** START Data listing **
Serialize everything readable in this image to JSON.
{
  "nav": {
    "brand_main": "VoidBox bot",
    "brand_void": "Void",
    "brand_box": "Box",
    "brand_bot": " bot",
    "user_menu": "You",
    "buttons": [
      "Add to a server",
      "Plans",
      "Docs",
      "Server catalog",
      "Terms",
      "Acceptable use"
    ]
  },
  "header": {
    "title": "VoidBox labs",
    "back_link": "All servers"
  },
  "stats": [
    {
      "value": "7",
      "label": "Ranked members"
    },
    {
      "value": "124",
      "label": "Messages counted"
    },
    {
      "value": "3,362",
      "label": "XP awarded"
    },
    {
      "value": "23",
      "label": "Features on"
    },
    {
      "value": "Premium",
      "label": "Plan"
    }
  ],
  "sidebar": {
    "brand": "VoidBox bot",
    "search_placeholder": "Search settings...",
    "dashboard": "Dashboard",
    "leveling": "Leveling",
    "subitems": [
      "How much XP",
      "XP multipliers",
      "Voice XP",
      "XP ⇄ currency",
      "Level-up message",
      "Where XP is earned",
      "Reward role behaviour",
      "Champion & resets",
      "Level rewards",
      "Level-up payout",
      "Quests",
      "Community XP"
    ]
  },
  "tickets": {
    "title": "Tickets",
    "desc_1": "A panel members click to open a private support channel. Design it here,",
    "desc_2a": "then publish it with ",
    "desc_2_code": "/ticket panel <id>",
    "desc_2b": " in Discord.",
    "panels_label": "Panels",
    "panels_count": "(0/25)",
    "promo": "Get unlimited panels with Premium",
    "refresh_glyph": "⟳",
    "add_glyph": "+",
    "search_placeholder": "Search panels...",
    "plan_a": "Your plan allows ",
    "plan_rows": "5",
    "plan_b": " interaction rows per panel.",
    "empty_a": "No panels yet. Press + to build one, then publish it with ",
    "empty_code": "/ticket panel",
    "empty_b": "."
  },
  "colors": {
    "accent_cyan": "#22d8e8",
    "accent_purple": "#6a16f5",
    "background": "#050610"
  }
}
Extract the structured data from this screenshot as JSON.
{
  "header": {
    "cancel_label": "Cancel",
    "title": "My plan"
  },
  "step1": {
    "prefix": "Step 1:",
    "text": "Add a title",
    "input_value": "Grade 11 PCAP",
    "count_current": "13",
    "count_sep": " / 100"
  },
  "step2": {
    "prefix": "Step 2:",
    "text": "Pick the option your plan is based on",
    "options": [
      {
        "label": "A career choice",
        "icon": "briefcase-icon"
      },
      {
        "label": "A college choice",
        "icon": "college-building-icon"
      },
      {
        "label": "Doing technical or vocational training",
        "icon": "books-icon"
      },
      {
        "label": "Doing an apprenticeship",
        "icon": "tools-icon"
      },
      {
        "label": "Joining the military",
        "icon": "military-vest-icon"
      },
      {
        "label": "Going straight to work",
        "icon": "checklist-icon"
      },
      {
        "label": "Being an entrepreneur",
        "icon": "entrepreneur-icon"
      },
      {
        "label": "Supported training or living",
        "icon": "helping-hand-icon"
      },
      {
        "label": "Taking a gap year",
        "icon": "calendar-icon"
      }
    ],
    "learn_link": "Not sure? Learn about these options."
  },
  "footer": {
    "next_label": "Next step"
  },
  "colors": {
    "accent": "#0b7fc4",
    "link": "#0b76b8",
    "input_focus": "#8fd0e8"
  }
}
** END Data listing **
§ **Problem statement**:
Print the records once more, exactly as they were given.

§ **Answer to this problem**:
Serialize everything readable in this image to JSON.
{
  "nav": {
    "brand_main": "VoidBox bot",
    "brand_void": "Void",
    "brand_box": "Box",
    "brand_bot": " bot",
    "user_menu": "You",
    "buttons": [
      "Add to a server",
      "Plans",
      "Docs",
      "Server catalog",
      "Terms",
      "Acceptable use"
    ]
  },
  "header": {
    "title": "VoidBox labs",
    "back_link": "All servers"
  },
  "stats": [
    {
      "value": "7",
      "label": "Ranked members"
    },
    {
      "value": "124",
      "label": "Messages counted"
    },
    {
      "value": "3,362",
      "label": "XP awarded"
    },
    {
      "value": "23",
      "label": "Features on"
    },
    {
      "value": "Premium",
      "label": "Plan"
    }
  ],
  "sidebar": {
    "brand": "VoidBox bot",
    "search_placeholder": "Search settings...",
    "dashboard": "Dashboard",
    "leveling": "Leveling",
    "subitems": [
      "How much XP",
      "XP multipliers",
      "Voice XP",
      "XP ⇄ currency",
      "Level-up message",
      "Where XP is earned",
      "Reward role behaviour",
      "Champion & resets",
      "Level rewards",
      "Level-up payout",
      "Quests",
      "Community XP"
    ]
  },
  "tickets": {
    "title": "Tickets",
    "desc_1": "A panel members click to open a private support channel. Design it here,",
    "desc_2a": "then publish it with ",
    "desc_2_code": "/ticket panel <id>",
    "desc_2b": " in Discord.",
    "panels_label": "Panels",
    "panels_count": "(0/25)",
    "promo": "Get unlimited panels with Premium",
    "refresh_glyph": "⟳",
    "add_glyph": "+",
    "search_placeholder": "Search panels...",
    "plan_a": "Your plan allows ",
    "plan_rows": "5",
    "plan_b": " interaction rows per panel.",
    "empty_a": "No panels yet. Press + to build one, then publish it with ",
    "empty_code": "/ticket panel",
    "empty_b": "."
  },
  "colors": {
    "accent_cyan": "#22d8e8",
    "accent_purple": "#6a16f5",
    "background": "#050610"
  }
}
Extract the structured data from this screenshot as JSON.
{
  "header": {
    "cancel_label": "Cancel",
    "title": "My plan"
  },
  "step1": {
    "prefix": "Step 1:",
    "text": "Add a title",
    "input_value": "Grade 11 PCAP",
    "count_current": "13",
    "count_sep": " / 100"
  },
  "step2": {
    "prefix": "Step 2:",
    "text": "Pick the option your plan is based on",
    "options": [
      {
        "label": "A career choice",
        "icon": "briefcase-icon"
      },
      {
        "label": "A college choice",
        "icon": "college-building-icon"
      },
      {
        "label": "Doing technical or vocational training",
        "icon": "books-icon"
      },
      {
        "label": "Doing an apprenticeship",
        "icon": "tools-icon"
      },
      {
        "label": "Joining the military",
        "icon": "military-vest-icon"
      },
      {
        "label": "Going straight to work",
        "icon": "checklist-icon"
      },
      {
        "label": "Being an entrepreneur",
        "icon": "entrepreneur-icon"
      },
      {
        "label": "Supported training or living",
        "icon": "helping-hand-icon"
      },
      {
        "label": "Taking a gap year",
        "icon": "calendar-icon"
      }
    ],
    "learn_link": "Not sure? Learn about these options."
  },
  "footer": {
    "next_label": "Next step"
  },
  "colors": {
    "accent": "#0b7fc4",
    "link": "#0b76b8",
    "input_focus": "#8fd0e8"
  }
}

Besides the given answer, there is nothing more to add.